What you should do: Your task is to copy every line of the entries that contains "name".

Data provided:
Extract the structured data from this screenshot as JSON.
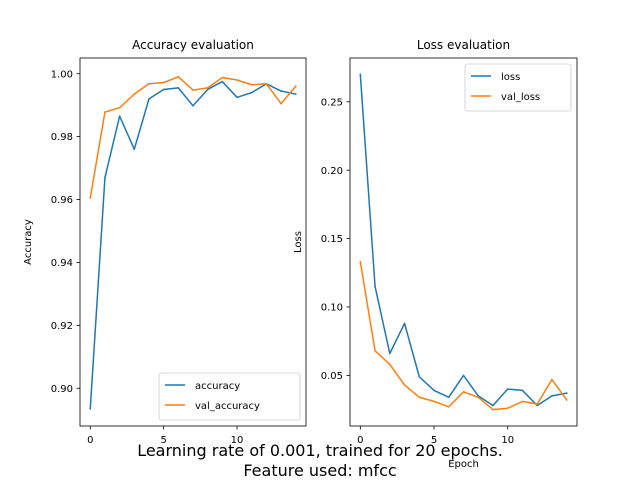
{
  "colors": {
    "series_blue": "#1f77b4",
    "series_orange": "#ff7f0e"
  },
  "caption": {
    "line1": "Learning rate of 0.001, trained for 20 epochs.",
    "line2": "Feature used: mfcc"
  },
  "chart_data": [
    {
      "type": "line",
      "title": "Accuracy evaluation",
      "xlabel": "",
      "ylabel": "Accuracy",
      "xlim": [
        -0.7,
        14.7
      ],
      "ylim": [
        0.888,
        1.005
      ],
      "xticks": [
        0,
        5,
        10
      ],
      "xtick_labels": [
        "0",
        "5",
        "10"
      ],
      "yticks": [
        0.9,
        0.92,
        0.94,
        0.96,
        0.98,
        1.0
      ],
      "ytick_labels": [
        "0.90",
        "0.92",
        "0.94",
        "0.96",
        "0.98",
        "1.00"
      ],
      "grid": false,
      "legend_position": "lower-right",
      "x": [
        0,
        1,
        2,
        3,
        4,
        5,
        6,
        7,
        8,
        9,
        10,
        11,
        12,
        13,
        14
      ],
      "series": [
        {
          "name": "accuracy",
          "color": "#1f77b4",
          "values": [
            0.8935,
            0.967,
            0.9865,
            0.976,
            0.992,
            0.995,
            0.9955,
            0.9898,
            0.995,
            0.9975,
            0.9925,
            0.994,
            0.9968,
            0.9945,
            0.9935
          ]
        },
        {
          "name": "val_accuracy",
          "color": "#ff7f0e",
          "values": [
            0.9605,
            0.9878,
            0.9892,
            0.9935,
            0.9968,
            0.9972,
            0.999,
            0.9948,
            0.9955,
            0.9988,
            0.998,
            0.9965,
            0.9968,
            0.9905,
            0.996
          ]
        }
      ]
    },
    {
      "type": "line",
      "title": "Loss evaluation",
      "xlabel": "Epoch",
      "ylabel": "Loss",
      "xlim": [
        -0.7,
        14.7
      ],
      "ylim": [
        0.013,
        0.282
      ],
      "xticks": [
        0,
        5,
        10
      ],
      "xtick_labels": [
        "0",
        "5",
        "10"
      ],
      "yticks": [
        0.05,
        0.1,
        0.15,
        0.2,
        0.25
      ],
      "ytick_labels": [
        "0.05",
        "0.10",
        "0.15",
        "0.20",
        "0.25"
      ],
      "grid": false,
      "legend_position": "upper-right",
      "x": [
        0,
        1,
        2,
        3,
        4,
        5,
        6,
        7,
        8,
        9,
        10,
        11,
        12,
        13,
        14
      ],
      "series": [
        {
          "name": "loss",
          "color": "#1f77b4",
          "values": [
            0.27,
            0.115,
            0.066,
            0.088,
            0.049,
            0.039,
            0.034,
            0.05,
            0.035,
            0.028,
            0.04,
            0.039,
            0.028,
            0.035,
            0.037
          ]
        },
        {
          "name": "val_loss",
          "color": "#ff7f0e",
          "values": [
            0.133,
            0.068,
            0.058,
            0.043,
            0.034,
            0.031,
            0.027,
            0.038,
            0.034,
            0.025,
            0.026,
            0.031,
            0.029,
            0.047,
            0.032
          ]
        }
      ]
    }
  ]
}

Expected answer:
          "name": "accuracy",
          "name": "val_accuracy",
          "name": "loss",
          "name": "val_loss",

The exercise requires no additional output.